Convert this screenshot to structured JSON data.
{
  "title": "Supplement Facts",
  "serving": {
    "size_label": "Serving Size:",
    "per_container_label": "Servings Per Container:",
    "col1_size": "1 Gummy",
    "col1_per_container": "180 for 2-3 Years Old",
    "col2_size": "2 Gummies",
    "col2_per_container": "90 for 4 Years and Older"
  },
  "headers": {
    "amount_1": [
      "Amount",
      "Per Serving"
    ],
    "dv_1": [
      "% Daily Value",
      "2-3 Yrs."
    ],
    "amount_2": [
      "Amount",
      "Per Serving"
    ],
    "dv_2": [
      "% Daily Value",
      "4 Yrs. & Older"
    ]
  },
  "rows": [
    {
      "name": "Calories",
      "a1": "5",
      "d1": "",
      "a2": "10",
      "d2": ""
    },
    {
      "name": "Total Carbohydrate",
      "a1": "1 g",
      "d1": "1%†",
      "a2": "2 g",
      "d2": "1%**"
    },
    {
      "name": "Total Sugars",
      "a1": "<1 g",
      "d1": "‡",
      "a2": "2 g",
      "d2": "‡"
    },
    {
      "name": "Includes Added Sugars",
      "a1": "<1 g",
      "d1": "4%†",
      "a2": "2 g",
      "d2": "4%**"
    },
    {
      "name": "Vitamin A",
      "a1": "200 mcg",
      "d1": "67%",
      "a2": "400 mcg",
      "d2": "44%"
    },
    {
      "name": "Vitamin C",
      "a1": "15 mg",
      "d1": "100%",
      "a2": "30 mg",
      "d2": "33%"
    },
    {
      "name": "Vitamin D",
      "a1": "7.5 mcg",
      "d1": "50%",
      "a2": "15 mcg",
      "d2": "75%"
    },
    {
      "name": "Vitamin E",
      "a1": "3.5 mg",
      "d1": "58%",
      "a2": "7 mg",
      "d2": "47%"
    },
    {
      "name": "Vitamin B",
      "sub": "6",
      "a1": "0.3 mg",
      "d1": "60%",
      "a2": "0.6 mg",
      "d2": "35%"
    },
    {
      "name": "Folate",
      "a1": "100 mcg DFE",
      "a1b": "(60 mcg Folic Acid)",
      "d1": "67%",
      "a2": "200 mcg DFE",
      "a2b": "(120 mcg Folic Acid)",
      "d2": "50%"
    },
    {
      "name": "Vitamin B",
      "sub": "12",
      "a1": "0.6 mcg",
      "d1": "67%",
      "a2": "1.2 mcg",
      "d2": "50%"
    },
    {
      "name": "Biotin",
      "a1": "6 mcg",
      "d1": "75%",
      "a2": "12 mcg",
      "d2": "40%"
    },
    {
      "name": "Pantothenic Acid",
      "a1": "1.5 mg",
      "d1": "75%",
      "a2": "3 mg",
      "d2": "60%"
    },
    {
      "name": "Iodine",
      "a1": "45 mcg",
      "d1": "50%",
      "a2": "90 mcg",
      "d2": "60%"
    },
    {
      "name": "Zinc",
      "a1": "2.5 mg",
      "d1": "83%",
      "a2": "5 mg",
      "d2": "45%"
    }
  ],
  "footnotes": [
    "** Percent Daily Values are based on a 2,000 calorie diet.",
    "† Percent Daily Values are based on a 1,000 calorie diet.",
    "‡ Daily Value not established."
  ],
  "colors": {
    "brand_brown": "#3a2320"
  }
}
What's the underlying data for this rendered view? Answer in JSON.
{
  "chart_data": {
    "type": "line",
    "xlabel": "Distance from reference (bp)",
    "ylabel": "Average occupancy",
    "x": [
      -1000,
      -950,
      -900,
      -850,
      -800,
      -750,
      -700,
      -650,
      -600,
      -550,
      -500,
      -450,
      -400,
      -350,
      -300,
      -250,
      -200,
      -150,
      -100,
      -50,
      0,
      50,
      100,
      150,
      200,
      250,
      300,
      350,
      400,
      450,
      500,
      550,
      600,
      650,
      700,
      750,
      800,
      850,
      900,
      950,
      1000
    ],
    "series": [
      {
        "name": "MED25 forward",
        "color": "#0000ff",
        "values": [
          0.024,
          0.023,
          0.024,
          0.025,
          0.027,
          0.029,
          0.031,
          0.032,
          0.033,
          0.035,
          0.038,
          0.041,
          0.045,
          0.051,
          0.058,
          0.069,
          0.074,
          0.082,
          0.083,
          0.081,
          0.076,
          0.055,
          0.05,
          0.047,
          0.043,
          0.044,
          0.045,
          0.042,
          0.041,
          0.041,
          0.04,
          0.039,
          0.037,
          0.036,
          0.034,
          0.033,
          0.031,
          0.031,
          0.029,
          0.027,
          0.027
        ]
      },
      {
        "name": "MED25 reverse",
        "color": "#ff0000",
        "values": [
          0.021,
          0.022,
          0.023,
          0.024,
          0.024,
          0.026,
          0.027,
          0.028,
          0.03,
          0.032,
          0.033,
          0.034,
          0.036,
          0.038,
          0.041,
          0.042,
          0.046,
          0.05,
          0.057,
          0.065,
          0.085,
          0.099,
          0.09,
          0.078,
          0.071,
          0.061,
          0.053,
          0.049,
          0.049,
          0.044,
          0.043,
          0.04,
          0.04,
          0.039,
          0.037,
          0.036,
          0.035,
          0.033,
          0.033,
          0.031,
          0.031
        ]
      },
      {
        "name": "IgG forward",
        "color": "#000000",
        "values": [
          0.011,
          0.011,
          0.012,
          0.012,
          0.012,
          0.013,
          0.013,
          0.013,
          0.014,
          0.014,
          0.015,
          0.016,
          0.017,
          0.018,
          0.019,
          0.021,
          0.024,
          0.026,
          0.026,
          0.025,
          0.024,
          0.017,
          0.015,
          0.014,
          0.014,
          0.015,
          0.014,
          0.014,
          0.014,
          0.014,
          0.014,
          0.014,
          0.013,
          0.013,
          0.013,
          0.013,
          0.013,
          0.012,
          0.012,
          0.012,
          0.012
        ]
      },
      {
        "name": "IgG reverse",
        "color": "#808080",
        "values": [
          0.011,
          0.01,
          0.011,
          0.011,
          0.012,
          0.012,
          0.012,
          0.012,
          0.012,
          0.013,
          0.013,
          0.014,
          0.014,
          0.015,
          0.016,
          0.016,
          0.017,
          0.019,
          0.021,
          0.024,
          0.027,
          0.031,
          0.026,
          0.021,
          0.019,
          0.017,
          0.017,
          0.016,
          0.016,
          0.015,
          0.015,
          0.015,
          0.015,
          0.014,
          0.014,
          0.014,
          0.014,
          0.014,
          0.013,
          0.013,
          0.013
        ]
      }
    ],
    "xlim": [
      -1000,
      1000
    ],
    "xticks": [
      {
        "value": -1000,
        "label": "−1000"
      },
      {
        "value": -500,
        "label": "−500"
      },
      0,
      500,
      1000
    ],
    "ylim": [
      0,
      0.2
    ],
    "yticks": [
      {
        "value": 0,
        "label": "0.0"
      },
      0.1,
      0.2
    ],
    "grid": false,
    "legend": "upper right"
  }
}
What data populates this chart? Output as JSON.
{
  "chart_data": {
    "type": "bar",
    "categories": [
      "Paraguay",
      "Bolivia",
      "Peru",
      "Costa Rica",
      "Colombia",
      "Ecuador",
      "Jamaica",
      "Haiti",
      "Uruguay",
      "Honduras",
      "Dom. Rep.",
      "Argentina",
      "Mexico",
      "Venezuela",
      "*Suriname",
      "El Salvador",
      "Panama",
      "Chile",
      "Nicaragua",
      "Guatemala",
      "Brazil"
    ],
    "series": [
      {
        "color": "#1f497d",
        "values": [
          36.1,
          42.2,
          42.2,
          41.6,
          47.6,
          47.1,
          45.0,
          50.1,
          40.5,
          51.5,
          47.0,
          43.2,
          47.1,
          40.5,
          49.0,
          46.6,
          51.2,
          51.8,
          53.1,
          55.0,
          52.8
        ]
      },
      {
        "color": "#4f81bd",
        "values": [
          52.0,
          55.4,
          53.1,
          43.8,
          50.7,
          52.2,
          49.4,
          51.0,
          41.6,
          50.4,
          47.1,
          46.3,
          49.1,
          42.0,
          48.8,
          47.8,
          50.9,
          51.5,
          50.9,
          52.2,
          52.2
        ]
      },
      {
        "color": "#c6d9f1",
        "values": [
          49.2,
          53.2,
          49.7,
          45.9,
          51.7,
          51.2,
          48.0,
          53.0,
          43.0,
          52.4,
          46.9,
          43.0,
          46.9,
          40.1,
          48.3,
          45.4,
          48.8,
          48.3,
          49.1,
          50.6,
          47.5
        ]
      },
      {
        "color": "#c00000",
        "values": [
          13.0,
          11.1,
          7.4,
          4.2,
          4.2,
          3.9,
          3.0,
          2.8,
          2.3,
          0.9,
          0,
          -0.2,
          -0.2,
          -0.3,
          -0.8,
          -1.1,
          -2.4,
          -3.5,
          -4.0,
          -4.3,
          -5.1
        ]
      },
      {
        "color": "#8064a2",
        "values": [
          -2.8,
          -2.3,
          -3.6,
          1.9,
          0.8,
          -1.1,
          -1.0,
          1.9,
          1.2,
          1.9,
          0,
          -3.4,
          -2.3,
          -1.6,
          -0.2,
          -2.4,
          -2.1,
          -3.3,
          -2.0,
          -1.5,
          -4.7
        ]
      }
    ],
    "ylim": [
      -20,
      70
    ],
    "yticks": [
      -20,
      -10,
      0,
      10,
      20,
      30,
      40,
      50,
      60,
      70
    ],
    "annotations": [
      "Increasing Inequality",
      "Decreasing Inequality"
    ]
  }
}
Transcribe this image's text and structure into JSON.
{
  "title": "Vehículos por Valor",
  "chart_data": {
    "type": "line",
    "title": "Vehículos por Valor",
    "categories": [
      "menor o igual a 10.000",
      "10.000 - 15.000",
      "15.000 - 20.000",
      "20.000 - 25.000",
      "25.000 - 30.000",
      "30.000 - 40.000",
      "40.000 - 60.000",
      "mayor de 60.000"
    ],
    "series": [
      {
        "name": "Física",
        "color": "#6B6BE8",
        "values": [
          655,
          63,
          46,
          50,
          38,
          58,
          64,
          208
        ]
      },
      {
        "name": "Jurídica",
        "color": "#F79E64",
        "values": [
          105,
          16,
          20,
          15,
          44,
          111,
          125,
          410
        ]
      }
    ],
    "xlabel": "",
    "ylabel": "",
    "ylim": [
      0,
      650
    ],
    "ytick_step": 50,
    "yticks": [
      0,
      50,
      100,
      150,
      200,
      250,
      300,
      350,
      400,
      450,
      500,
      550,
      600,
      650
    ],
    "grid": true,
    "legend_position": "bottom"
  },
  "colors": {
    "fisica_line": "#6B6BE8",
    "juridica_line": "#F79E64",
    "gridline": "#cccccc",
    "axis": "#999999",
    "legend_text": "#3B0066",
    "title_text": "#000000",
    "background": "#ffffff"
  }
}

- - - - - - -

**Stated problem**
Extract all lines containing the word "Daily".

**Result for this task**
      "% Daily Value",
      "% Daily Value",
    "** Percent Daily Values are based on a 2,000 calorie diet.",
    "† Percent Daily Values are based on a 1,000 calorie diet.",
    "‡ Daily Value not established."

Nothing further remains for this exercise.